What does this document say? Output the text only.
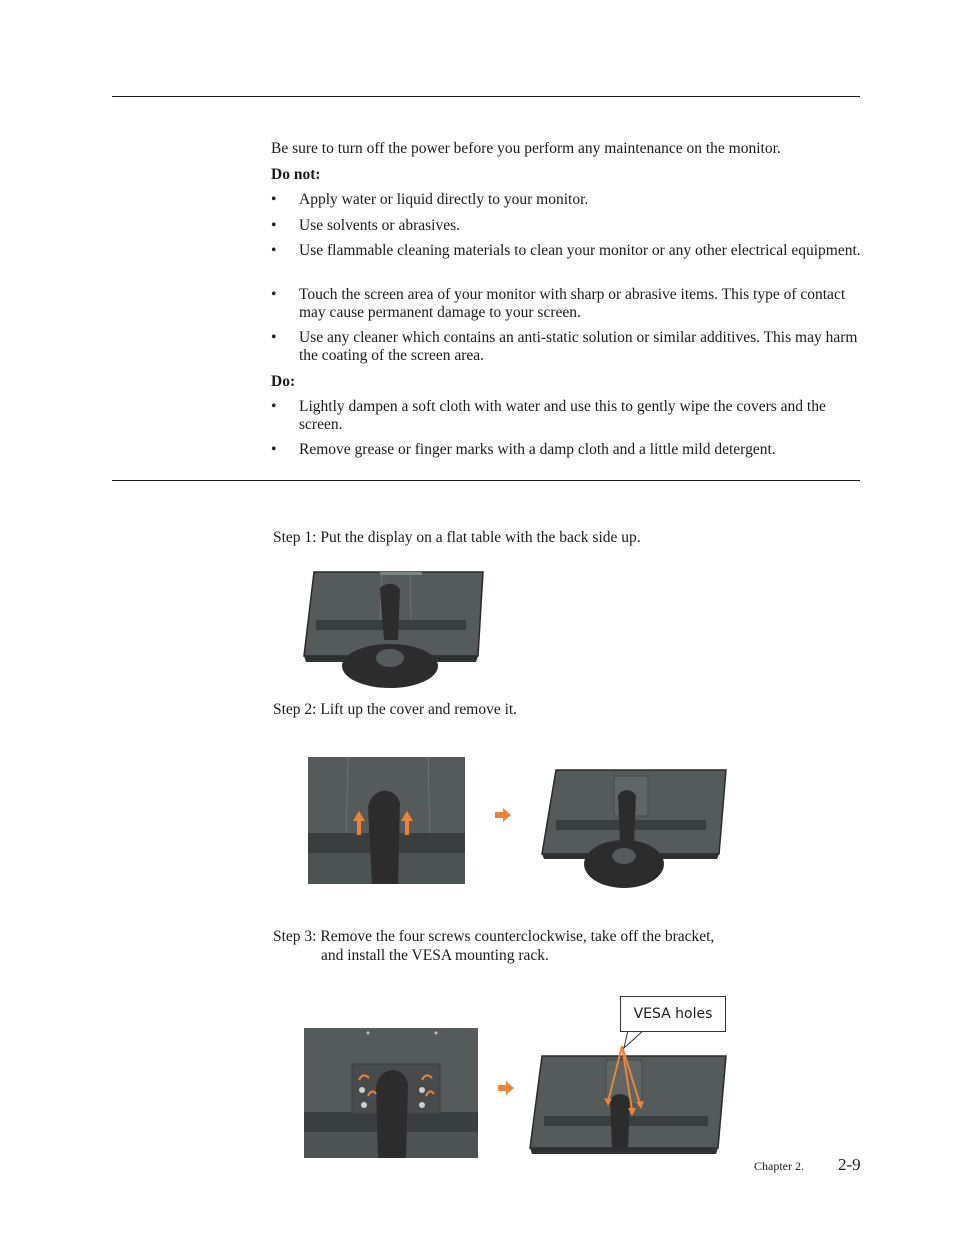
Be sure to turn off the power before you perform any maintenance on the monitor.
Do not:
• Apply water or liquid directly to your monitor.
• Use solvents or abrasives.
• Use flammable cleaning materials to clean your monitor or any other electrical equipment.
• Touch the screen area of your monitor with sharp or abrasive items. This type of contact may cause permanent damage to your screen.
• Use any cleaner which contains an anti-static solution or similar additives. This may harm the coating of the screen area.
Do:
• Lightly dampen a soft cloth with water and use this to gently wipe the covers and the screen.
• Remove grease or finger marks with a damp cloth and a little mild detergent.
Step 1: Put the display on a flat table with the back side up.
Step 2: Lift up the cover and remove it.
Step 3: Remove the four screws counterclockwise, take off the bracket,
and install the VESA mounting rack.
VESA holes
Chapter 2. 2-9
☆ ☆ ☆ ☆ ☆ ☆ ☆
__Instructions for the task__.
Omitting all images, retype each line of the records precisely.

__Exercise solution__.
What does this document say? Output the text only.
Be sure to turn off the power before you perform any maintenance on the monitor.
Do not:
• Apply water or liquid directly to your monitor.
• Use solvents or abrasives.
• Use flammable cleaning materials to clean your monitor or any other electrical equipment.
• Touch the screen area of your monitor with sharp or abrasive items. This type of contact may cause permanent damage to your screen.
• Use any cleaner which contains an anti-static solution or similar additives. This may harm the coating of the screen area.
Do:
• Lightly dampen a soft cloth with water and use this to gently wipe the covers and the screen.
• Remove grease or finger marks with a damp cloth and a little mild detergent.
Step 1: Put the display on a flat table with the back side up.
Step 2: Lift up the cover and remove it.
Step 3: Remove the four screws counterclockwise, take off the bracket,
and install the VESA mounting rack.
VESA holes
Chapter 2. 2-9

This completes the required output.